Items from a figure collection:
** START **
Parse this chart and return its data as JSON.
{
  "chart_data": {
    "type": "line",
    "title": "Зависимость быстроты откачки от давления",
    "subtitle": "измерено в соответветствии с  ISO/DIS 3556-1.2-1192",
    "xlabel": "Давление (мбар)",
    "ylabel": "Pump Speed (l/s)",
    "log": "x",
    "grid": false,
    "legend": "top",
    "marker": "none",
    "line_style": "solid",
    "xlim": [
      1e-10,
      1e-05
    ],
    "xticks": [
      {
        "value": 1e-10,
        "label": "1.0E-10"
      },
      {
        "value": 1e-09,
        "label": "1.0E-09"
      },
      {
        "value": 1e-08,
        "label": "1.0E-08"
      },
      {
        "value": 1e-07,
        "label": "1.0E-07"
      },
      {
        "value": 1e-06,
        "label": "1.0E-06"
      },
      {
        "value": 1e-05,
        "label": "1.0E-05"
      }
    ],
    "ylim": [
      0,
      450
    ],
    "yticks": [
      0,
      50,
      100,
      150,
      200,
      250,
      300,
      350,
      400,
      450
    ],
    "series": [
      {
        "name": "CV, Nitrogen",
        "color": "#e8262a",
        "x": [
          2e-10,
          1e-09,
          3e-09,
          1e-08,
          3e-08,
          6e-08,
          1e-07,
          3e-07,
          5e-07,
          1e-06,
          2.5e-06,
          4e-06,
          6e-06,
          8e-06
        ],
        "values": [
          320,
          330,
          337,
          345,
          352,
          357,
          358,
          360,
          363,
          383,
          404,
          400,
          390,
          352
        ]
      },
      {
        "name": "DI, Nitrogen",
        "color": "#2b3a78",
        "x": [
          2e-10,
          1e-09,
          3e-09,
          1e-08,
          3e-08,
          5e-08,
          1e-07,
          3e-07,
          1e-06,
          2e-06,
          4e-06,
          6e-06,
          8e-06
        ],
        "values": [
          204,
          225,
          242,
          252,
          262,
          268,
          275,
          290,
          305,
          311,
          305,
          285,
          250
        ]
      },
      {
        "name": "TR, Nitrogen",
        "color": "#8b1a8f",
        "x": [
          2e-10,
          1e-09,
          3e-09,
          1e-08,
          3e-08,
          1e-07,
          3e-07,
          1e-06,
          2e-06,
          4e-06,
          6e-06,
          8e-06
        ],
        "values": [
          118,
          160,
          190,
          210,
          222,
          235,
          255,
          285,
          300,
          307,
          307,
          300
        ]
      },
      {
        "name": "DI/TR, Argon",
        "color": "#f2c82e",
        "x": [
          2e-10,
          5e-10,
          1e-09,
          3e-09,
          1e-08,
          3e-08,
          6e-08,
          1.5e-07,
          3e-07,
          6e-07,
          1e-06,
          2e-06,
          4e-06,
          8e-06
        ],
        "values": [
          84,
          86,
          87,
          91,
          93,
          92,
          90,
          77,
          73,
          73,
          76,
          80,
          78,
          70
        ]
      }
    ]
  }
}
** END **
**PROBLEM REQUIREMENTS:** From the entries above, extract every line where the word "Nitrogen" appears.

**OUTPUT BELOW:**
        "name": "CV, Nitrogen",
        "name": "DI, Nitrogen",
        "name": "TR, Nitrogen",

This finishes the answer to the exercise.